MATERIAL SUPPLIED ▸
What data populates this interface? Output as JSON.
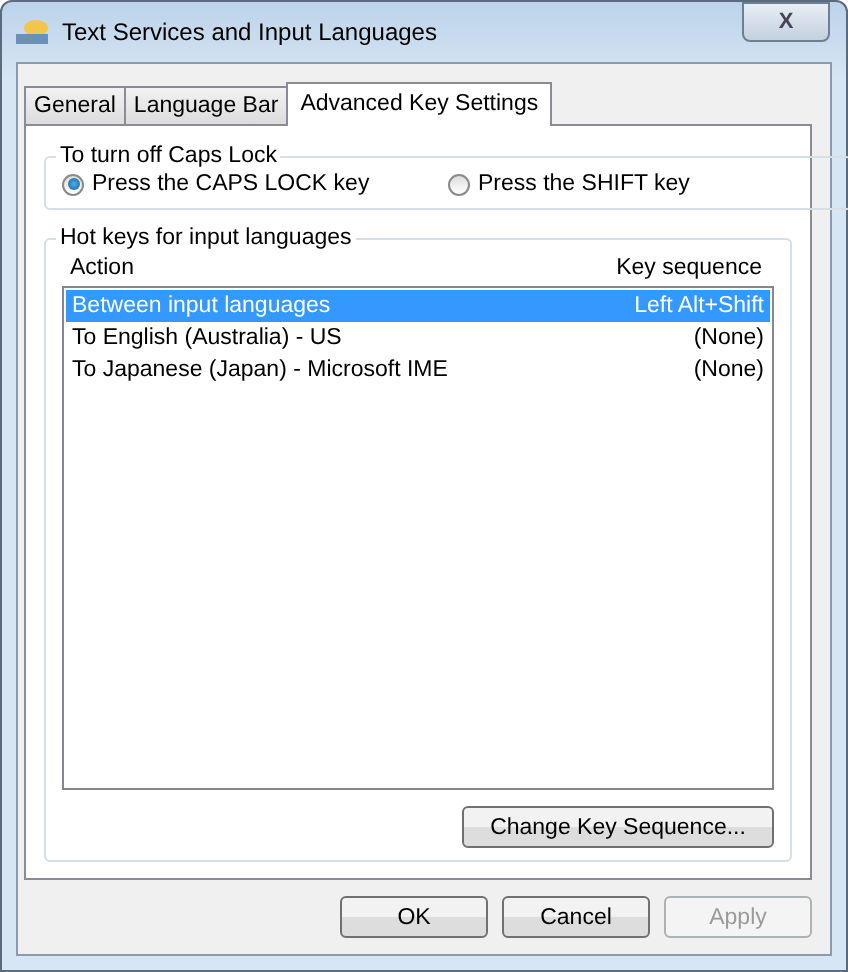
{
  "window": {
    "title": "Text Services and Input Languages",
    "close": "X"
  },
  "tabs": [
    {
      "label": "General",
      "selected": false
    },
    {
      "label": "Language Bar",
      "selected": false
    },
    {
      "label": "Advanced Key Settings",
      "selected": true
    }
  ],
  "caps_lock": {
    "title": "To turn off Caps Lock",
    "options": [
      {
        "label": "Press the CAPS LOCK key",
        "selected": true
      },
      {
        "label": "Press the SHIFT key",
        "selected": false
      }
    ]
  },
  "hot_keys": {
    "title": "Hot keys for input languages",
    "columns": [
      "Action",
      "Key sequence"
    ],
    "rows": [
      {
        "action": "Between input languages",
        "key": "Left Alt+Shift",
        "selected": true
      },
      {
        "action": "To English (Australia) - US",
        "key": "(None)",
        "selected": false
      },
      {
        "action": "To Japanese (Japan) - Microsoft IME",
        "key": "(None)",
        "selected": false
      }
    ],
    "button": "Change Key Sequence..."
  },
  "buttons": [
    {
      "label": "OK",
      "disabled": false
    },
    {
      "label": "Cancel",
      "disabled": false
    },
    {
      "label": "Apply",
      "disabled": true
    }
  ]
}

WHAT THIS TASK INVOLVES ▸ All of the entries above should be duplicated exactly, except for the pictures.

ANSWER TO THIS PROBLEM ▸
What data populates this interface? Output as JSON.
{
  "window": {
    "title": "Text Services and Input Languages",
    "close": "X"
  },
  "tabs": [
    {
      "label": "General",
      "selected": false
    },
    {
      "label": "Language Bar",
      "selected": false
    },
    {
      "label": "Advanced Key Settings",
      "selected": true
    }
  ],
  "caps_lock": {
    "title": "To turn off Caps Lock",
    "options": [
      {
        "label": "Press the CAPS LOCK key",
        "selected": true
      },
      {
        "label": "Press the SHIFT key",
        "selected": false
      }
    ]
  },
  "hot_keys": {
    "title": "Hot keys for input languages",
    "columns": [
      "Action",
      "Key sequence"
    ],
    "rows": [
      {
        "action": "Between input languages",
        "key": "Left Alt+Shift",
        "selected": true
      },
      {
        "action": "To English (Australia) - US",
        "key": "(None)",
        "selected": false
      },
      {
        "action": "To Japanese (Japan) - Microsoft IME",
        "key": "(None)",
        "selected": false
      }
    ],
    "button": "Change Key Sequence..."
  },
  "buttons": [
    {
      "label": "OK",
      "disabled": false
    },
    {
      "label": "Cancel",
      "disabled": false
    },
    {
      "label": "Apply",
      "disabled": true
    }
  ]
}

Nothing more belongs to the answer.